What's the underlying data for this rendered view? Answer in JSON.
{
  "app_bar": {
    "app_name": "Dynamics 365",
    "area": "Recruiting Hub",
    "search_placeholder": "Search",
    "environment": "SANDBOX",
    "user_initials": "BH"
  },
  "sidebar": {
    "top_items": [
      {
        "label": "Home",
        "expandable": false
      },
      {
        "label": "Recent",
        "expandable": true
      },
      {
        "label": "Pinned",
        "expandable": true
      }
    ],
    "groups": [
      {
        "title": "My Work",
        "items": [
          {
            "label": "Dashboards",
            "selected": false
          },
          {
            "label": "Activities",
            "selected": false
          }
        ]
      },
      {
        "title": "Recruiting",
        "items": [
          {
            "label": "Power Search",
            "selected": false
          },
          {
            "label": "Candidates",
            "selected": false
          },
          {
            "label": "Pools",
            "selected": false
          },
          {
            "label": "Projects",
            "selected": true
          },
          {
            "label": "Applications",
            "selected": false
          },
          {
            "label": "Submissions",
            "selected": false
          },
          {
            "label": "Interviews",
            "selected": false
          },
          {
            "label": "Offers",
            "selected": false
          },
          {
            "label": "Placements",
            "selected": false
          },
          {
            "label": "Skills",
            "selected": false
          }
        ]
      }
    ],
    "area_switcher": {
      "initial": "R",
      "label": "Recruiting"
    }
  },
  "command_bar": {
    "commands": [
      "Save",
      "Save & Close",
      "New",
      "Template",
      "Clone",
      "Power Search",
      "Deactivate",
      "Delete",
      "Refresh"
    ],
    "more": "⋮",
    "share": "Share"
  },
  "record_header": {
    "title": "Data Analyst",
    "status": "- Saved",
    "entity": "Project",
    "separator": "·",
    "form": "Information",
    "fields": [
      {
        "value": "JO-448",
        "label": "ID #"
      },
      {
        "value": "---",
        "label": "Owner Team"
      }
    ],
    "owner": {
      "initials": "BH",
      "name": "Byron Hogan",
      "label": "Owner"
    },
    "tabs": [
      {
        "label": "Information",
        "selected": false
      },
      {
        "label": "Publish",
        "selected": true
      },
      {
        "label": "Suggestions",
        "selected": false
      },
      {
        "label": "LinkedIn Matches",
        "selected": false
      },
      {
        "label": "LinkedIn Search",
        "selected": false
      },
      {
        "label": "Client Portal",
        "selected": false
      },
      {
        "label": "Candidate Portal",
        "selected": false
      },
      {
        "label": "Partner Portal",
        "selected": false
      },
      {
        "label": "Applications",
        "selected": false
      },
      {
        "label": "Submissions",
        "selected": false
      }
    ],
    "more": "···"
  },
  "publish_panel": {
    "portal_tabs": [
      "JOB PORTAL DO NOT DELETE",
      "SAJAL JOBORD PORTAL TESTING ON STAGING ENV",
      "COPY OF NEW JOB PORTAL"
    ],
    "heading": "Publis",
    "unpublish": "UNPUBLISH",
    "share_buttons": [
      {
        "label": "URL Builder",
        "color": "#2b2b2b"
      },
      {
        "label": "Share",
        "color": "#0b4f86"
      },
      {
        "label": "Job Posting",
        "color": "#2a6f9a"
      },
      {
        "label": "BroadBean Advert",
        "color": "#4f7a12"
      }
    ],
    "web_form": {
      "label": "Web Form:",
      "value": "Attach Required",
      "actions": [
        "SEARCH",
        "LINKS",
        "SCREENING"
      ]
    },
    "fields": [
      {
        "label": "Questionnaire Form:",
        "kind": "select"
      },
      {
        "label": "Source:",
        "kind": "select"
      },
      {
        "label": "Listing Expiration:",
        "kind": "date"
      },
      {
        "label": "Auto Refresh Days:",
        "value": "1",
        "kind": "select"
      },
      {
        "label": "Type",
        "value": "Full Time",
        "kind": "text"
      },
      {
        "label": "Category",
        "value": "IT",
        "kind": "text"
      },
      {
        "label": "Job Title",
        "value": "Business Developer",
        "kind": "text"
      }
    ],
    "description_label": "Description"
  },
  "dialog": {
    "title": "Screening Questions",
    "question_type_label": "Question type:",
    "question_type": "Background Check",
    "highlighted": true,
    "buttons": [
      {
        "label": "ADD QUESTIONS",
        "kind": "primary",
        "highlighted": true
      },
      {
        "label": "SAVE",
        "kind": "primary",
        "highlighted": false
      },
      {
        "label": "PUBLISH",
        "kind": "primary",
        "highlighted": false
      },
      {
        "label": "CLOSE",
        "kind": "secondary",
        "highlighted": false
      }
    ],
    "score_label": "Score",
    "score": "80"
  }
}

---

TASK OBJECTIVE
Print all of the entries exactly as they appear.

REPLY
What's the underlying data for this rendered view? Answer in JSON.
{
  "app_bar": {
    "app_name": "Dynamics 365",
    "area": "Recruiting Hub",
    "search_placeholder": "Search",
    "environment": "SANDBOX",
    "user_initials": "BH"
  },
  "sidebar": {
    "top_items": [
      {
        "label": "Home",
        "expandable": false
      },
      {
        "label": "Recent",
        "expandable": true
      },
      {
        "label": "Pinned",
        "expandable": true
      }
    ],
    "groups": [
      {
        "title": "My Work",
        "items": [
          {
            "label": "Dashboards",
            "selected": false
          },
          {
            "label": "Activities",
            "selected": false
          }
        ]
      },
      {
        "title": "Recruiting",
        "items": [
          {
            "label": "Power Search",
            "selected": false
          },
          {
            "label": "Candidates",
            "selected": false
          },
          {
            "label": "Pools",
            "selected": false
          },
          {
            "label": "Projects",
            "selected": true
          },
          {
            "label": "Applications",
            "selected": false
          },
          {
            "label": "Submissions",
            "selected": false
          },
          {
            "label": "Interviews",
            "selected": false
          },
          {
            "label": "Offers",
            "selected": false
          },
          {
            "label": "Placements",
            "selected": false
          },
          {
            "label": "Skills",
            "selected": false
          }
        ]
      }
    ],
    "area_switcher": {
      "initial": "R",
      "label": "Recruiting"
    }
  },
  "command_bar": {
    "commands": [
      "Save",
      "Save & Close",
      "New",
      "Template",
      "Clone",
      "Power Search",
      "Deactivate",
      "Delete",
      "Refresh"
    ],
    "more": "⋮",
    "share": "Share"
  },
  "record_header": {
    "title": "Data Analyst",
    "status": "- Saved",
    "entity": "Project",
    "separator": "·",
    "form": "Information",
    "fields": [
      {
        "value": "JO-448",
        "label": "ID #"
      },
      {
        "value": "---",
        "label": "Owner Team"
      }
    ],
    "owner": {
      "initials": "BH",
      "name": "Byron Hogan",
      "label": "Owner"
    },
    "tabs": [
      {
        "label": "Information",
        "selected": false
      },
      {
        "label": "Publish",
        "selected": true
      },
      {
        "label": "Suggestions",
        "selected": false
      },
      {
        "label": "LinkedIn Matches",
        "selected": false
      },
      {
        "label": "LinkedIn Search",
        "selected": false
      },
      {
        "label": "Client Portal",
        "selected": false
      },
      {
        "label": "Candidate Portal",
        "selected": false
      },
      {
        "label": "Partner Portal",
        "selected": false
      },
      {
        "label": "Applications",
        "selected": false
      },
      {
        "label": "Submissions",
        "selected": false
      }
    ],
    "more": "···"
  },
  "publish_panel": {
    "portal_tabs": [
      "JOB PORTAL DO NOT DELETE",
      "SAJAL JOBORD PORTAL TESTING ON STAGING ENV",
      "COPY OF NEW JOB PORTAL"
    ],
    "heading": "Publis",
    "unpublish": "UNPUBLISH",
    "share_buttons": [
      {
        "label": "URL Builder",
        "color": "#2b2b2b"
      },
      {
        "label": "Share",
        "color": "#0b4f86"
      },
      {
        "label": "Job Posting",
        "color": "#2a6f9a"
      },
      {
        "label": "BroadBean Advert",
        "color": "#4f7a12"
      }
    ],
    "web_form": {
      "label": "Web Form:",
      "value": "Attach Required",
      "actions": [
        "SEARCH",
        "LINKS",
        "SCREENING"
      ]
    },
    "fields": [
      {
        "label": "Questionnaire Form:",
        "kind": "select"
      },
      {
        "label": "Source:",
        "kind": "select"
      },
      {
        "label": "Listing Expiration:",
        "kind": "date"
      },
      {
        "label": "Auto Refresh Days:",
        "value": "1",
        "kind": "select"
      },
      {
        "label": "Type",
        "value": "Full Time",
        "kind": "text"
      },
      {
        "label": "Category",
        "value": "IT",
        "kind": "text"
      },
      {
        "label": "Job Title",
        "value": "Business Developer",
        "kind": "text"
      }
    ],
    "description_label": "Description"
  },
  "dialog": {
    "title": "Screening Questions",
    "question_type_label": "Question type:",
    "question_type": "Background Check",
    "highlighted": true,
    "buttons": [
      {
        "label": "ADD QUESTIONS",
        "kind": "primary",
        "highlighted": true
      },
      {
        "label": "SAVE",
        "kind": "primary",
        "highlighted": false
      },
      {
        "label": "PUBLISH",
        "kind": "primary",
        "highlighted": false
      },
      {
        "label": "CLOSE",
        "kind": "secondary",
        "highlighted": false
      }
    ],
    "score_label": "Score",
    "score": "80"
  }
}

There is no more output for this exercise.